**PROBLEM:**
Check each line of the listing, and copy it if it contains the word "Ames".

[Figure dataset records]
- - -

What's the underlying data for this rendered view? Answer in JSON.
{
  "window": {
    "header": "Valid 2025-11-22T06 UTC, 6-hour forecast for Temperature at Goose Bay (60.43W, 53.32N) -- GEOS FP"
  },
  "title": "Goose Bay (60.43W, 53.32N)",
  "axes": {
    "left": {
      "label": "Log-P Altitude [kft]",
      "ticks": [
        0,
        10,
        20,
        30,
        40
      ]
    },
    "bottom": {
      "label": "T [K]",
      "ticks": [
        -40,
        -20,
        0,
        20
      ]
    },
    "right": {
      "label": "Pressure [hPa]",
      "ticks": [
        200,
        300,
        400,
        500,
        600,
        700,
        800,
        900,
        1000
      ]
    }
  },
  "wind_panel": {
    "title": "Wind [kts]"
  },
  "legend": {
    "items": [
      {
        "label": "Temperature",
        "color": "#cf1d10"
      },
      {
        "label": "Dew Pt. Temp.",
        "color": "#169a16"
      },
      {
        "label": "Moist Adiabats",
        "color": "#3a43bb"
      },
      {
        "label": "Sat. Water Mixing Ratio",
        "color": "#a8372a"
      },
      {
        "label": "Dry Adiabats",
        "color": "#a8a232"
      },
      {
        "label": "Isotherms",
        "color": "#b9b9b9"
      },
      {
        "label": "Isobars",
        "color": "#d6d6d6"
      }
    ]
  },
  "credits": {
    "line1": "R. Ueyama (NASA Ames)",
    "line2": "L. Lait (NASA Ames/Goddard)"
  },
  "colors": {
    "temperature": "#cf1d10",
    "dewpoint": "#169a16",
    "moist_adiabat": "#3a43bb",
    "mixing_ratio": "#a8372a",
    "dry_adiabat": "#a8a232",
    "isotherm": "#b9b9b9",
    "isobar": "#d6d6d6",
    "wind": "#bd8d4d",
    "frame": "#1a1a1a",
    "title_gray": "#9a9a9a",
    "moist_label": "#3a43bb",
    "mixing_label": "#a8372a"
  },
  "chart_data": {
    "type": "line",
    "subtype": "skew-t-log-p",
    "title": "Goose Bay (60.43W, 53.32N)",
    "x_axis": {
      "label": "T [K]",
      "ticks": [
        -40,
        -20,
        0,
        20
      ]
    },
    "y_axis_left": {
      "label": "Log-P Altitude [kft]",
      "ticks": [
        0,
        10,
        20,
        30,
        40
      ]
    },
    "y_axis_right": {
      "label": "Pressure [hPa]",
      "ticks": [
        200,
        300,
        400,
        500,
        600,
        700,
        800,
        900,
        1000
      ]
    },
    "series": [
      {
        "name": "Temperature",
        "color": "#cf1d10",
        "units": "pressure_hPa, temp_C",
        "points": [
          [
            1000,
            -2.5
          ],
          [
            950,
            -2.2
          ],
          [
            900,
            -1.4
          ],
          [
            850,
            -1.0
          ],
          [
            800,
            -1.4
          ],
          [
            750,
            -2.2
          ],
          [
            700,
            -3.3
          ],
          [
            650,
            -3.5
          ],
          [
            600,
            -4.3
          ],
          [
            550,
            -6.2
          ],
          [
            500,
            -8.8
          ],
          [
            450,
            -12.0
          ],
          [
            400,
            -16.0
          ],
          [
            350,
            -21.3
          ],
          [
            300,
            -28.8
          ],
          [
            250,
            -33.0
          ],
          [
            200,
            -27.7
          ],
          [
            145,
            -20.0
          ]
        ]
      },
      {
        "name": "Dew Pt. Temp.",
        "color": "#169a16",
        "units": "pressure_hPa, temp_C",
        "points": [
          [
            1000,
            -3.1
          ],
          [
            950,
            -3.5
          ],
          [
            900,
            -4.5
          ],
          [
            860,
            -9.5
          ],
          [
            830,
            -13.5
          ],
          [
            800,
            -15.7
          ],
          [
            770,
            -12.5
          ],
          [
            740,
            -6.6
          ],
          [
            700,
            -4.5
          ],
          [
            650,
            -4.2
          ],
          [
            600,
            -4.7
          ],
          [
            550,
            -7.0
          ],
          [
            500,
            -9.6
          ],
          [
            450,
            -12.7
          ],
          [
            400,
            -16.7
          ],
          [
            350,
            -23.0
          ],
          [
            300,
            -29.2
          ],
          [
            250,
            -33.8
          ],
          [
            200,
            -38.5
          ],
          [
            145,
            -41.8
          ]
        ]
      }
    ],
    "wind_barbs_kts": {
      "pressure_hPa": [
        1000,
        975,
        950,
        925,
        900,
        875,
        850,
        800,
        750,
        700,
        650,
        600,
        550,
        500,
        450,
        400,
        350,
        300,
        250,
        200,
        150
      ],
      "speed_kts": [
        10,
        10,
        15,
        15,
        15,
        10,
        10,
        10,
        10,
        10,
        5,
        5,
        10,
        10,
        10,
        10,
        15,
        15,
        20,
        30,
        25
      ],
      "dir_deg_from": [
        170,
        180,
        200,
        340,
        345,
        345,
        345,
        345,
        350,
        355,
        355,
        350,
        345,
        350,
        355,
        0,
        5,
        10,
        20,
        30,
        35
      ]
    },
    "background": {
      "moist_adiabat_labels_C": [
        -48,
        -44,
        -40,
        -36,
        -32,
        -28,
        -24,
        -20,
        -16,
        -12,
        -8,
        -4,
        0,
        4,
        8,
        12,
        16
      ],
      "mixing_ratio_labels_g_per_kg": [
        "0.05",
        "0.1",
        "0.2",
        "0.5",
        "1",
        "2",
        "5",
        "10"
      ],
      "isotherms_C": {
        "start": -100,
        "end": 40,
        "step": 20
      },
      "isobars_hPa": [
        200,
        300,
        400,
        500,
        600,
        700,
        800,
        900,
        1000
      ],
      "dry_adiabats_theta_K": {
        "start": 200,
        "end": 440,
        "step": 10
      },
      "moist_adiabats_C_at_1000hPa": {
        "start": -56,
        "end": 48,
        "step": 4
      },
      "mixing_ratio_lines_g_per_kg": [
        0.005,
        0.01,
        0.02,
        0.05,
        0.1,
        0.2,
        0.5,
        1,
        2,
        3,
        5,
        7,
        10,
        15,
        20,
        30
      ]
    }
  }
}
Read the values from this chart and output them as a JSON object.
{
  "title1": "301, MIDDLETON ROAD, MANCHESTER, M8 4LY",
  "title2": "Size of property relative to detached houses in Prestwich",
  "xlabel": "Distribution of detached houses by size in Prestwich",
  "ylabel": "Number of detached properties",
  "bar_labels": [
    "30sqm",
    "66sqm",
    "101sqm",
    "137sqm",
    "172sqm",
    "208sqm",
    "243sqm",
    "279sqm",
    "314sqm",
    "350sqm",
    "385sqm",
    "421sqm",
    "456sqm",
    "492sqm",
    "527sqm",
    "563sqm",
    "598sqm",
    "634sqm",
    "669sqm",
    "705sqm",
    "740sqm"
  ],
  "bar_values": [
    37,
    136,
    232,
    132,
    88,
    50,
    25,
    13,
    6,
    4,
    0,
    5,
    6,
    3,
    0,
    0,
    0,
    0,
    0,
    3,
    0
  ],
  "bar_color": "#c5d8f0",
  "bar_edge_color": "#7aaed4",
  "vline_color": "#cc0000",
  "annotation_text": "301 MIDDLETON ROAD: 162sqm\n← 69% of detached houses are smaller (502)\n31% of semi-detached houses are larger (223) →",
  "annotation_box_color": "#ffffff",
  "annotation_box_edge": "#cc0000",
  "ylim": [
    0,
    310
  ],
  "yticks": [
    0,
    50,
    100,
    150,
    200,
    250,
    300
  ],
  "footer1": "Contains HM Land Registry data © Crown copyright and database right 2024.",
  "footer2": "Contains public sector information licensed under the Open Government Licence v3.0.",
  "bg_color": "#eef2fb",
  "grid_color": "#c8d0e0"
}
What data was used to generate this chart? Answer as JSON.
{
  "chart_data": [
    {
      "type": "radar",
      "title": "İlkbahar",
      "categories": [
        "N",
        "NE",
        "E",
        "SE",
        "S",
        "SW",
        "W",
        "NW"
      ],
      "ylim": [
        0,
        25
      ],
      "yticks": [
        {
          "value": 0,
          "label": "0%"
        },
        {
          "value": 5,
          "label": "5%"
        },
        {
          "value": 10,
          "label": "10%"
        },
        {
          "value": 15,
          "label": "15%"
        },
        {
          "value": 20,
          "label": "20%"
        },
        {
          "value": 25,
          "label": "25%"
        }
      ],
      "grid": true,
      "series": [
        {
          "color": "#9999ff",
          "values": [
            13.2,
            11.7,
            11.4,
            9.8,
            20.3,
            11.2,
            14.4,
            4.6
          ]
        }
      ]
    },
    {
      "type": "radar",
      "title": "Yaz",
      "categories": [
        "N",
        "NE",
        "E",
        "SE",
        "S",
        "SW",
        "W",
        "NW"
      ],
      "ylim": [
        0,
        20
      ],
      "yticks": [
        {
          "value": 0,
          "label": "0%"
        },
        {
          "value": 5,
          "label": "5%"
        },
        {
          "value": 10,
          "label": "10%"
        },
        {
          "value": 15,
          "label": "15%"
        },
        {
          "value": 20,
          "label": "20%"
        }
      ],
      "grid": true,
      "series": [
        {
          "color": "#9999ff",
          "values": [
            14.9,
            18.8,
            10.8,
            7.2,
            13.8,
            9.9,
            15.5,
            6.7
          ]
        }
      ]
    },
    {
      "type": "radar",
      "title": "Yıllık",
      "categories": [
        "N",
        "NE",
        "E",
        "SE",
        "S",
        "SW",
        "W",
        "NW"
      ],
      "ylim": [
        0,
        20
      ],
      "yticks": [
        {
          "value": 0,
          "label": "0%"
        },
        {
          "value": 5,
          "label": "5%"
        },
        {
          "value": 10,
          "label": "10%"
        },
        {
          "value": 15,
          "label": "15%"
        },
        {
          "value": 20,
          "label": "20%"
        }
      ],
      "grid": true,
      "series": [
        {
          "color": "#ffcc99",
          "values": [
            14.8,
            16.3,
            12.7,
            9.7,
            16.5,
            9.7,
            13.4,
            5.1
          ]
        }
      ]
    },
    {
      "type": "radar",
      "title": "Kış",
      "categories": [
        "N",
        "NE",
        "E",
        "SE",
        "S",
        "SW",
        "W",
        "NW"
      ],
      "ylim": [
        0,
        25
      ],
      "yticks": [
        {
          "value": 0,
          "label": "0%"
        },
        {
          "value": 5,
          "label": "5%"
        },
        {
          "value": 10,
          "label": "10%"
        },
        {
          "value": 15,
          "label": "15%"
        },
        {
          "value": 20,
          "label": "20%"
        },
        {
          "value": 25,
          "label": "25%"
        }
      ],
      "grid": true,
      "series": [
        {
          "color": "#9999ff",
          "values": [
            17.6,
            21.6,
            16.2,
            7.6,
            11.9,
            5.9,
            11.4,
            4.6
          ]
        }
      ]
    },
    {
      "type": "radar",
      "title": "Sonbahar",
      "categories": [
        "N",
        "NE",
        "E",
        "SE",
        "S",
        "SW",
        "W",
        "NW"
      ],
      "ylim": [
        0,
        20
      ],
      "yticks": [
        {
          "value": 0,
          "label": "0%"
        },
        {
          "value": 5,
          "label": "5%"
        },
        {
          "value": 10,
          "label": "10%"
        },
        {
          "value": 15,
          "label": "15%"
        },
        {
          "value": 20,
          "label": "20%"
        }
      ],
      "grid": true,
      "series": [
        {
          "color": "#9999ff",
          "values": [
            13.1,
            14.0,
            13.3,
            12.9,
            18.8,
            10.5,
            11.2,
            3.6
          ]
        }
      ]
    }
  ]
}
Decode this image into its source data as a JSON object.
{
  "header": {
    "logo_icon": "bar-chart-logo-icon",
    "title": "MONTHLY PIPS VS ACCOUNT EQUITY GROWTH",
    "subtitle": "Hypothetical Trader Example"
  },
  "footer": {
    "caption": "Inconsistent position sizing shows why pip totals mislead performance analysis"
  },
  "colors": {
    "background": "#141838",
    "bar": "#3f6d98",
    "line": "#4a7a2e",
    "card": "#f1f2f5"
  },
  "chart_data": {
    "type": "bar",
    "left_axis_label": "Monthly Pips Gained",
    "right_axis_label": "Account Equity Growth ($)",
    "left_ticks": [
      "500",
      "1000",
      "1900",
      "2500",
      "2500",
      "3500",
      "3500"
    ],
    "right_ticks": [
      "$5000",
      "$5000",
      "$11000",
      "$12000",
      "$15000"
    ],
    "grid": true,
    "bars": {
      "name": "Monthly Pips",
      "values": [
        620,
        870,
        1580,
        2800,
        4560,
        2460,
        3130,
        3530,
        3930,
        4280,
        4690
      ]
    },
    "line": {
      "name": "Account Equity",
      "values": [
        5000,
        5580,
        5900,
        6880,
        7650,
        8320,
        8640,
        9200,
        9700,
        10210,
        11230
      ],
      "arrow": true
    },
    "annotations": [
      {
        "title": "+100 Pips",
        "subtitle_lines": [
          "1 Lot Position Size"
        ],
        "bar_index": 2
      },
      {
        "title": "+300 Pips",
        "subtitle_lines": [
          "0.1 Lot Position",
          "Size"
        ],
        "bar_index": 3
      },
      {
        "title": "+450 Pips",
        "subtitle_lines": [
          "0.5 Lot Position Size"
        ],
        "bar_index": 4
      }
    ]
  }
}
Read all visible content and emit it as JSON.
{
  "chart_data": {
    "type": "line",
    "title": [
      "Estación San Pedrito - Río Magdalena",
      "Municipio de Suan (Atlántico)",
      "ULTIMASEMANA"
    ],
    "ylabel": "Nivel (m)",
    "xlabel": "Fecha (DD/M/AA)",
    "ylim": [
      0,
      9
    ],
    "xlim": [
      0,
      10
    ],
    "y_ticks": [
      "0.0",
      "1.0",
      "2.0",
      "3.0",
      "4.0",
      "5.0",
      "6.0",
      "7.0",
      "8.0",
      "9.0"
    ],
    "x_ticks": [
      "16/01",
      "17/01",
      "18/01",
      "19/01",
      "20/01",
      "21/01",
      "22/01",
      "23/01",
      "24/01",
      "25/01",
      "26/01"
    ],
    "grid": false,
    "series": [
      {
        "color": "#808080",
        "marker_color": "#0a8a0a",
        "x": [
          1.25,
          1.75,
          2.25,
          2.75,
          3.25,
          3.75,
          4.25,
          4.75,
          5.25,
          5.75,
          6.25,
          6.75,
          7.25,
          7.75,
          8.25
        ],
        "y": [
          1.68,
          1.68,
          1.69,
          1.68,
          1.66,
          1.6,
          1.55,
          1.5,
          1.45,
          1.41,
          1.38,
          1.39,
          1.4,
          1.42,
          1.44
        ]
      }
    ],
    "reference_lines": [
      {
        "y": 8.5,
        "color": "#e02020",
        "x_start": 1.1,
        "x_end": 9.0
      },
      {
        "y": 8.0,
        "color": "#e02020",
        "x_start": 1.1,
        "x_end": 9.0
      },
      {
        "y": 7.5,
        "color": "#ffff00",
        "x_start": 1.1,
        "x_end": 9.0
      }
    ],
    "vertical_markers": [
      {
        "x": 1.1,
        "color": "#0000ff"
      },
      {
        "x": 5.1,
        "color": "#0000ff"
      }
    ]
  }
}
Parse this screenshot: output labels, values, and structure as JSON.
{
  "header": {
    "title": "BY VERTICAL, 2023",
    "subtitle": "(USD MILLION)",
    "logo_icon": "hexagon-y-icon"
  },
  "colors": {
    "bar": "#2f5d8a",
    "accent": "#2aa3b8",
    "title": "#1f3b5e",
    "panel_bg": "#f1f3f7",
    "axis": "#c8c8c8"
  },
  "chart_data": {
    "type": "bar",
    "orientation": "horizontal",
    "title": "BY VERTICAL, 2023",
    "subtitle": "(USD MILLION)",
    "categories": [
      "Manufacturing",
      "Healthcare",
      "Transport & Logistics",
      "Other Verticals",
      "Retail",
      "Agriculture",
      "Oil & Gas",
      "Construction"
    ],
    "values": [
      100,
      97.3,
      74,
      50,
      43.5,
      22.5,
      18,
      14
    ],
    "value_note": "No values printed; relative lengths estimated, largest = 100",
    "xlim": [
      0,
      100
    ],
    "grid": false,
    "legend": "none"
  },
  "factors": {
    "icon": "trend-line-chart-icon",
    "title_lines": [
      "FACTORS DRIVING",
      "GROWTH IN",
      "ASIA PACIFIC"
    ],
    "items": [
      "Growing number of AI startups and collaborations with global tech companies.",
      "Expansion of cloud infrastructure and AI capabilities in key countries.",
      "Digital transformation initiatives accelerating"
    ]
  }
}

- - -

**THE OUTPUT:**
    "line1": "R. Ueyama (NASA Ames)",
    "line2": "L. Lait (NASA Ames/Goddard)"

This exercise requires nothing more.